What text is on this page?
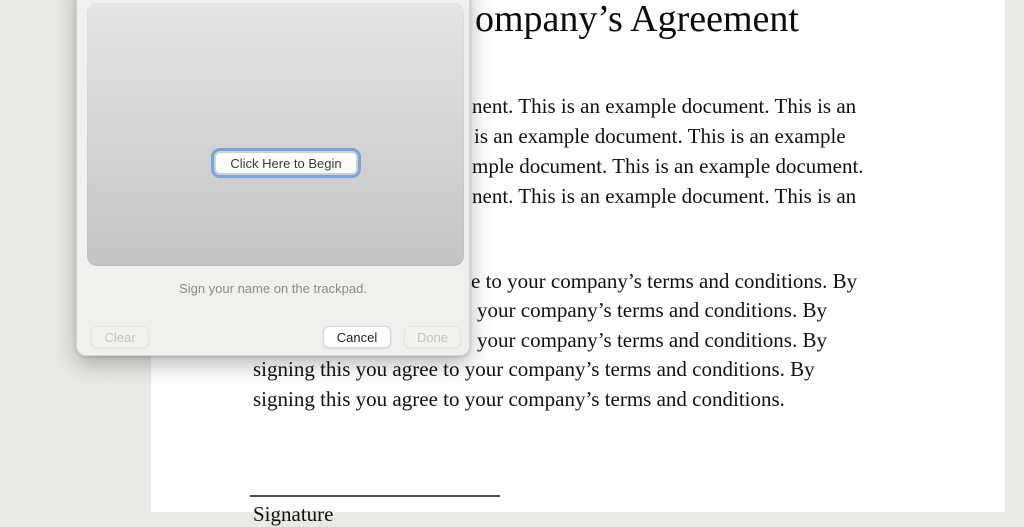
ompany’s Agreement
nent. This is an example document. This is an
is an example document. This is an example
mple document. This is an example document.
nent. This is an example document. This is an
e to your company’s terms and conditions. By
your company’s terms and conditions. By
your company’s terms and conditions. By
signing this you agree to your company’s terms and conditions. By
signing this you agree to your company’s terms and conditions.
Signature
Click Here to Begin
Sign your name on the trackpad.
Clear	Cancel	Done
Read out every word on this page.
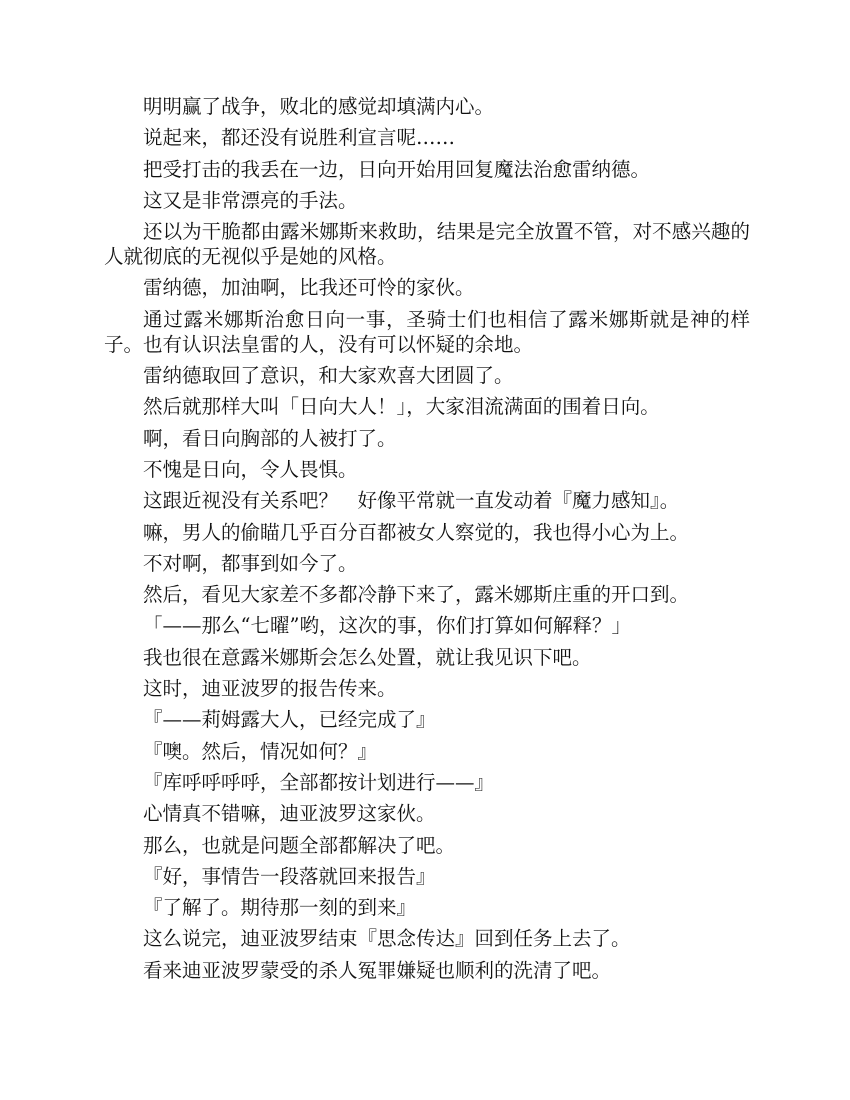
明明赢了战争，败北的感觉却填满内心。

说起来，都还没有说胜利宣言呢……

把受打击的我丢在一边，日向开始用回复魔法治愈雷纳德。

这又是非常漂亮的手法。

还以为干脆都由露米娜斯来救助，结果是完全放置不管，对不感兴趣的人就彻底的无视似乎是她的风格。

雷纳德，加油啊，比我还可怜的家伙。

通过露米娜斯治愈日向一事，圣骑士们也相信了露米娜斯就是神的样子。也有认识法皇雷的人，没有可以怀疑的余地。

雷纳德取回了意识，和大家欢喜大团圆了。

然后就那样大叫「日向大人！」，大家泪流满面的围着日向。

啊，看日向胸部的人被打了。

不愧是日向，令人畏惧。

这跟近视没有关系吧？　好像平常就一直发动着『魔力感知』。

嘛，男人的偷瞄几乎百分百都被女人察觉的，我也得小心为上。

不对啊，都事到如今了。

然后，看见大家差不多都冷静下来了，露米娜斯庄重的开口到。

「——那么“七曜”哟，这次的事，你们打算如何解释？」

我也很在意露米娜斯会怎么处置，就让我见识下吧。

这时，迪亚波罗的报告传来。

『——莉姆露大人，已经完成了』

『噢。然后，情况如何？』

『库呼呼呼呼，全部都按计划进行——』

心情真不错嘛，迪亚波罗这家伙。

那么，也就是问题全部都解决了吧。

『好，事情告一段落就回来报告』

『了解了。期待那一刻的到来』

这么说完，迪亚波罗结束『思念传达』回到任务上去了。

看来迪亚波罗蒙受的杀人冤罪嫌疑也顺利的洗清了吧。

◆ **SET PROBLEM**: Look through the lines above and collect those with the word "document".

◆ **RESULT BELOW**:
nent. This is an example document. This is an
is an example document. This is an example
mple document. This is an example document.
nent. This is an example document. This is an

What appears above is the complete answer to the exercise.